— BEGIN DATA FOR THIS TASK —

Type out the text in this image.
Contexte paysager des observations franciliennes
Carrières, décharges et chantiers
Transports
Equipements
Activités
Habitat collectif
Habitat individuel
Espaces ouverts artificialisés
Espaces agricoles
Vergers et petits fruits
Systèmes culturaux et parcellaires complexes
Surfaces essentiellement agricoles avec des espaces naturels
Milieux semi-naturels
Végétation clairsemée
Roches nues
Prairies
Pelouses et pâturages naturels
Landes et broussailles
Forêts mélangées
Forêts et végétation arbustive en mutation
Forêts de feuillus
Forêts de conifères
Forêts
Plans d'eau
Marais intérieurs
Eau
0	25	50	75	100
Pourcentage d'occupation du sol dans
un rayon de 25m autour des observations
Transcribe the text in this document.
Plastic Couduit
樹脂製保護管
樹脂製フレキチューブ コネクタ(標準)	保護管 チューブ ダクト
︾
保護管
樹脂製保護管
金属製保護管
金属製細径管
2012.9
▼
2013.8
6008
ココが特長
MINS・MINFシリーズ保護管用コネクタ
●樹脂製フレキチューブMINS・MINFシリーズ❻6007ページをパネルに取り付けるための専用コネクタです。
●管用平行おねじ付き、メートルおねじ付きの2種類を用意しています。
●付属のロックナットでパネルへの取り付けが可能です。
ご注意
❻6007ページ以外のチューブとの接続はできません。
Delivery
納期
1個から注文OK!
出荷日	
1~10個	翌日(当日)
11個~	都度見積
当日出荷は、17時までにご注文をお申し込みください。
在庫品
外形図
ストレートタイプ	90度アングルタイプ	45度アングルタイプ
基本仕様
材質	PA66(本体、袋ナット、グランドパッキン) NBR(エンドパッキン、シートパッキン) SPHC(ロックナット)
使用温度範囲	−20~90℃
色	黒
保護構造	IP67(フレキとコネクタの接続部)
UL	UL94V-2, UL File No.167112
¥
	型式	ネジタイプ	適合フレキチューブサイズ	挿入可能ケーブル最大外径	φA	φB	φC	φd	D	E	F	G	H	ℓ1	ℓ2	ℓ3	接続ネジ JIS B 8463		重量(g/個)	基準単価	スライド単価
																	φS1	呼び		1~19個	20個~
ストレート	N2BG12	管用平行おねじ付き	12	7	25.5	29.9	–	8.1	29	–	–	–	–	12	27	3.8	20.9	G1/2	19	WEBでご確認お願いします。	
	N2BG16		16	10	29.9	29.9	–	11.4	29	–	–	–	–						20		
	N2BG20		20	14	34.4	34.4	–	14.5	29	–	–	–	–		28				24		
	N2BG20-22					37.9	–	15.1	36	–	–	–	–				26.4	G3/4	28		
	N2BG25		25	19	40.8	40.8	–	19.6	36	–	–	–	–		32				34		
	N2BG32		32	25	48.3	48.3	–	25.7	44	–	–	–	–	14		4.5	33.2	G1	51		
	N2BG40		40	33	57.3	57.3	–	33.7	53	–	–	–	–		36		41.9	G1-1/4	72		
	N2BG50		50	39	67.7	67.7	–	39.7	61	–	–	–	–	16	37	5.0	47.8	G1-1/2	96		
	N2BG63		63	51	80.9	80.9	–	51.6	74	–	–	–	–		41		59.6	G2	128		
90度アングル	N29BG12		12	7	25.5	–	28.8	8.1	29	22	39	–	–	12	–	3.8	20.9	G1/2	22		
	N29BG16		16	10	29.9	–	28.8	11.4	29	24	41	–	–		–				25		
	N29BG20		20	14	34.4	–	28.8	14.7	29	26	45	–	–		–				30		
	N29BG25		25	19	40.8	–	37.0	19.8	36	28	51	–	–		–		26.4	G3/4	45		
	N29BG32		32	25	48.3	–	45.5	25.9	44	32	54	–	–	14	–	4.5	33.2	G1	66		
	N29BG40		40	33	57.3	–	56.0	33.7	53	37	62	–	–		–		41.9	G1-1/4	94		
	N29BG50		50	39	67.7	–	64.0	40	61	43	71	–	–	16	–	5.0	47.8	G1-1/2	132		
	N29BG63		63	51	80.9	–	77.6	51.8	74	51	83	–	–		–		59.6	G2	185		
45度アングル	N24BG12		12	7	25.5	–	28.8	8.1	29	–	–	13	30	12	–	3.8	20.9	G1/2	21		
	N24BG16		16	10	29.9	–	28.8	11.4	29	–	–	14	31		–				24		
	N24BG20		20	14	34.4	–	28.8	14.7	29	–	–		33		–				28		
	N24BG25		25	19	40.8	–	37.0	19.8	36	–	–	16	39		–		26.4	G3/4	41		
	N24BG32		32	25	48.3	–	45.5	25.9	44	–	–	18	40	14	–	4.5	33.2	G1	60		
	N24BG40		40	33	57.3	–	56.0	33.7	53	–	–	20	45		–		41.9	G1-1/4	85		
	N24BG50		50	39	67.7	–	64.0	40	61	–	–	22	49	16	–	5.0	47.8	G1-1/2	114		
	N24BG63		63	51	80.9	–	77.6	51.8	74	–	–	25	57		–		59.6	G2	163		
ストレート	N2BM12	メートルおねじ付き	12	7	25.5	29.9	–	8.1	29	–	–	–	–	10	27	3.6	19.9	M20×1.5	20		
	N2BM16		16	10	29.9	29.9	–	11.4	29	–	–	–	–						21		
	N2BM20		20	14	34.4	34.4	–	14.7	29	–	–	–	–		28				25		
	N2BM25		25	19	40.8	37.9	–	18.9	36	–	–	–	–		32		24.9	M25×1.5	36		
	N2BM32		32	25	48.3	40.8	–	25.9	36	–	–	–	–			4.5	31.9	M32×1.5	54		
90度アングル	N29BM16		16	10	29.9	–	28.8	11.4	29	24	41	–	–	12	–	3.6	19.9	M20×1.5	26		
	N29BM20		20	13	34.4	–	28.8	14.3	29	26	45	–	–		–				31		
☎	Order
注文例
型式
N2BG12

— END DATA FOR THIS TASK —

▸ **TASK OBJECTIVE**: Would you reproduce all the entries exactly?

▸ **RESULT**:
Type out the text in this image.
Contexte paysager des observations franciliennes
Carrières, décharges et chantiers
Transports
Equipements
Activités
Habitat collectif
Habitat individuel
Espaces ouverts artificialisés
Espaces agricoles
Vergers et petits fruits
Systèmes culturaux et parcellaires complexes
Surfaces essentiellement agricoles avec des espaces naturels
Milieux semi-naturels
Végétation clairsemée
Roches nues
Prairies
Pelouses et pâturages naturels
Landes et broussailles
Forêts mélangées
Forêts et végétation arbustive en mutation
Forêts de feuillus
Forêts de conifères
Forêts
Plans d'eau
Marais intérieurs
Eau
0	25	50	75	100
Pourcentage d'occupation du sol dans
un rayon de 25m autour des observations
Transcribe the text in this document.
Plastic Couduit
樹脂製保護管
樹脂製フレキチューブ コネクタ(標準)	保護管 チューブ ダクト
︾
保護管
樹脂製保護管
金属製保護管
金属製細径管
2012.9
▼
2013.8
6008
ココが特長
MINS・MINFシリーズ保護管用コネクタ
●樹脂製フレキチューブMINS・MINFシリーズ❻6007ページをパネルに取り付けるための専用コネクタです。
●管用平行おねじ付き、メートルおねじ付きの2種類を用意しています。
●付属のロックナットでパネルへの取り付けが可能です。
ご注意
❻6007ページ以外のチューブとの接続はできません。
Delivery
納期
1個から注文OK!
出荷日	
1~10個	翌日(当日)
11個~	都度見積
当日出荷は、17時までにご注文をお申し込みください。
在庫品
外形図
ストレートタイプ	90度アングルタイプ	45度アングルタイプ
基本仕様
材質	PA66(本体、袋ナット、グランドパッキン) NBR(エンドパッキン、シートパッキン) SPHC(ロックナット)
使用温度範囲	−20~90℃
色	黒
保護構造	IP67(フレキとコネクタの接続部)
UL	UL94V-2, UL File No.167112
¥
	型式	ネジタイプ	適合フレキチューブサイズ	挿入可能ケーブル最大外径	φA	φB	φC	φd	D	E	F	G	H	ℓ1	ℓ2	ℓ3	接続ネジ JIS B 8463		重量(g/個)	基準単価	スライド単価
																	φS1	呼び		1~19個	20個~
ストレート	N2BG12	管用平行おねじ付き	12	7	25.5	29.9	–	8.1	29	–	–	–	–	12	27	3.8	20.9	G1/2	19	WEBでご確認お願いします。	
	N2BG16		16	10	29.9	29.9	–	11.4	29	–	–	–	–						20		
	N2BG20		20	14	34.4	34.4	–	14.5	29	–	–	–	–		28				24		
	N2BG20-22					37.9	–	15.1	36	–	–	–	–				26.4	G3/4	28		
	N2BG25		25	19	40.8	40.8	–	19.6	36	–	–	–	–		32				34		
	N2BG32		32	25	48.3	48.3	–	25.7	44	–	–	–	–	14		4.5	33.2	G1	51		
	N2BG40		40	33	57.3	57.3	–	33.7	53	–	–	–	–		36		41.9	G1-1/4	72		
	N2BG50		50	39	67.7	67.7	–	39.7	61	–	–	–	–	16	37	5.0	47.8	G1-1/2	96		
	N2BG63		63	51	80.9	80.9	–	51.6	74	–	–	–	–		41		59.6	G2	128		
90度アングル	N29BG12		12	7	25.5	–	28.8	8.1	29	22	39	–	–	12	–	3.8	20.9	G1/2	22		
	N29BG16		16	10	29.9	–	28.8	11.4	29	24	41	–	–		–				25		
	N29BG20		20	14	34.4	–	28.8	14.7	29	26	45	–	–		–				30		
	N29BG25		25	19	40.8	–	37.0	19.8	36	28	51	–	–		–		26.4	G3/4	45		
	N29BG32		32	25	48.3	–	45.5	25.9	44	32	54	–	–	14	–	4.5	33.2	G1	66		
	N29BG40		40	33	57.3	–	56.0	33.7	53	37	62	–	–		–		41.9	G1-1/4	94		
	N29BG50		50	39	67.7	–	64.0	40	61	43	71	–	–	16	–	5.0	47.8	G1-1/2	132		
	N29BG63		63	51	80.9	–	77.6	51.8	74	51	83	–	–		–		59.6	G2	185		
45度アングル	N24BG12		12	7	25.5	–	28.8	8.1	29	–	–	13	30	12	–	3.8	20.9	G1/2	21		
	N24BG16		16	10	29.9	–	28.8	11.4	29	–	–	14	31		–				24		
	N24BG20		20	14	34.4	–	28.8	14.7	29	–	–		33		–				28		
	N24BG25		25	19	40.8	–	37.0	19.8	36	–	–	16	39		–		26.4	G3/4	41		
	N24BG32		32	25	48.3	–	45.5	25.9	44	–	–	18	40	14	–	4.5	33.2	G1	60		
	N24BG40		40	33	57.3	–	56.0	33.7	53	–	–	20	45		–		41.9	G1-1/4	85		
	N24BG50		50	39	67.7	–	64.0	40	61	–	–	22	49	16	–	5.0	47.8	G1-1/2	114		
	N24BG63		63	51	80.9	–	77.6	51.8	74	–	–	25	57		–		59.6	G2	163		
ストレート	N2BM12	メートルおねじ付き	12	7	25.5	29.9	–	8.1	29	–	–	–	–	10	27	3.6	19.9	M20×1.5	20		
	N2BM16		16	10	29.9	29.9	–	11.4	29	–	–	–	–						21		
	N2BM20		20	14	34.4	34.4	–	14.7	29	–	–	–	–		28				25		
	N2BM25		25	19	40.8	37.9	–	18.9	36	–	–	–	–		32		24.9	M25×1.5	36		
	N2BM32		32	25	48.3	40.8	–	25.9	36	–	–	–	–			4.5	31.9	M32×1.5	54		
90度アングル	N29BM16		16	10	29.9	–	28.8	11.4	29	24	41	–	–	12	–	3.6	19.9	M20×1.5	26		
	N29BM20		20	13	34.4	–	28.8	14.3	29	26	45	–	–		–				31		
☎	Order
注文例
型式
N2BG12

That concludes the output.